[start of Supplied records]

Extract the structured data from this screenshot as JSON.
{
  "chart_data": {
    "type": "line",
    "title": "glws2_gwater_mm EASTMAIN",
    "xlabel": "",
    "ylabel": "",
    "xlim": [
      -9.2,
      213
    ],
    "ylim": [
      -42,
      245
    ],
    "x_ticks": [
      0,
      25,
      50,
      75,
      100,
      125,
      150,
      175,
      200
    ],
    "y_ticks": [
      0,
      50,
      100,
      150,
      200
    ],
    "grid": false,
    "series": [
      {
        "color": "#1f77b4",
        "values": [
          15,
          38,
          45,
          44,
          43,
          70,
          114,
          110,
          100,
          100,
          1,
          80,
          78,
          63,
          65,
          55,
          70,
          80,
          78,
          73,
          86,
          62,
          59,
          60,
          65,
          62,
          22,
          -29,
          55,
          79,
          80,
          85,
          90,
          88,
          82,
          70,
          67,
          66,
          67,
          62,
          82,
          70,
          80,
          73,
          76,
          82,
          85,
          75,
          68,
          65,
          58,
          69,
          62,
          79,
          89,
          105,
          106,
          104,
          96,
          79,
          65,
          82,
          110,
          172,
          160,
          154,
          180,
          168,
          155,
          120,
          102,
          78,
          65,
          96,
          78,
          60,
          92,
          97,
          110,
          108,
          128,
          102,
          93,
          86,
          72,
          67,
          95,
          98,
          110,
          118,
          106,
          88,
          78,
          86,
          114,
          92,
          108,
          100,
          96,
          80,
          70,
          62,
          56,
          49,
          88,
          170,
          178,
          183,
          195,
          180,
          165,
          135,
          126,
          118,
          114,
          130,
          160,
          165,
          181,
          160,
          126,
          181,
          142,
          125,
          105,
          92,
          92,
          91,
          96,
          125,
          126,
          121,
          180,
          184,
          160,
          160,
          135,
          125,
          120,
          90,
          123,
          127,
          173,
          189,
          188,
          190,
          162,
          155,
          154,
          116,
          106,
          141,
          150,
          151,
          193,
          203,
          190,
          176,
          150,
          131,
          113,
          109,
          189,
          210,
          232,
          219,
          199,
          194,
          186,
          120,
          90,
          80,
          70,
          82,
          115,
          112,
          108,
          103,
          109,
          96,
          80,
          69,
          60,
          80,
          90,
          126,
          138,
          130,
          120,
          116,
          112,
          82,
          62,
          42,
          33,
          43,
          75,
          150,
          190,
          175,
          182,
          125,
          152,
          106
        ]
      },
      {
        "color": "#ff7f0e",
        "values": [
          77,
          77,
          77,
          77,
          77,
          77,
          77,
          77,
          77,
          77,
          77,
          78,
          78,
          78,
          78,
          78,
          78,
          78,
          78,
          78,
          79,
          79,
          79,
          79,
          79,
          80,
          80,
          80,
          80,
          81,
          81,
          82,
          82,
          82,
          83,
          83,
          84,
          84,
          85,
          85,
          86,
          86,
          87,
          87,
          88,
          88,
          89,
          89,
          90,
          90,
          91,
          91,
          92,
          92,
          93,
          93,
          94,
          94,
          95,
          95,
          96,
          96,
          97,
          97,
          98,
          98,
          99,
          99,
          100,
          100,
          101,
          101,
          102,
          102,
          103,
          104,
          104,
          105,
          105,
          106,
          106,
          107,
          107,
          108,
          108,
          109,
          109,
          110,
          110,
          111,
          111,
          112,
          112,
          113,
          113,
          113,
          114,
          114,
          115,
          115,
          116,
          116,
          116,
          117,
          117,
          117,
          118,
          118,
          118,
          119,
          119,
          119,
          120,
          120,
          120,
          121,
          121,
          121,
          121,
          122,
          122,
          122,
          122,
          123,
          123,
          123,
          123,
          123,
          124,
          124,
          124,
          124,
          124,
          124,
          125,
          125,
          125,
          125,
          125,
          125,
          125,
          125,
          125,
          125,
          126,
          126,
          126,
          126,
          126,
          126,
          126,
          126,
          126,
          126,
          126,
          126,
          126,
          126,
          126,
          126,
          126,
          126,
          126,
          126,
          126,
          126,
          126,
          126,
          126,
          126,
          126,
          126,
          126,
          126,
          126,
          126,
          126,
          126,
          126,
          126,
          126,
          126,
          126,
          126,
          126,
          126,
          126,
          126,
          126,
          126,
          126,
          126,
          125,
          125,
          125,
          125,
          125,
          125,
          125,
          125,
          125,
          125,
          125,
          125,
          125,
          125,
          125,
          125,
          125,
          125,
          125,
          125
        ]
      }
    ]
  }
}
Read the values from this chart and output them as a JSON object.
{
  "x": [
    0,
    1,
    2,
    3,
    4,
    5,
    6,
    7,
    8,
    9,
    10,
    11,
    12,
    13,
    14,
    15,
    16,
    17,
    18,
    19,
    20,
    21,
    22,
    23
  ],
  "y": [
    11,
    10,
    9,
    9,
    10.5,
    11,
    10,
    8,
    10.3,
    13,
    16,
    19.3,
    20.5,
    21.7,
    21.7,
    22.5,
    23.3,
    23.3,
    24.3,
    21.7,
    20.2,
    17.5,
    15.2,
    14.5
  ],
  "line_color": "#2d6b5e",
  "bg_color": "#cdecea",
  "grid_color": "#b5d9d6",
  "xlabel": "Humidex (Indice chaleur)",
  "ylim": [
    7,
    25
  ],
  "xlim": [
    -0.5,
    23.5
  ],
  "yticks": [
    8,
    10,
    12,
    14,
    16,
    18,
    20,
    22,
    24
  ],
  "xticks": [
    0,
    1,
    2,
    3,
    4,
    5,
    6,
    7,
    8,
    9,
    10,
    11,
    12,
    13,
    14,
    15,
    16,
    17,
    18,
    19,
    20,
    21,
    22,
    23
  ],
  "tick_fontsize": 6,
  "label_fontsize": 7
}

[end of Supplied records]

Search the data for the word "this" and copy each line where it appears.

» **Written solution**:
Extract the structured data from this screenshot as JSON.
Read the values from this chart and output them as a JSON object.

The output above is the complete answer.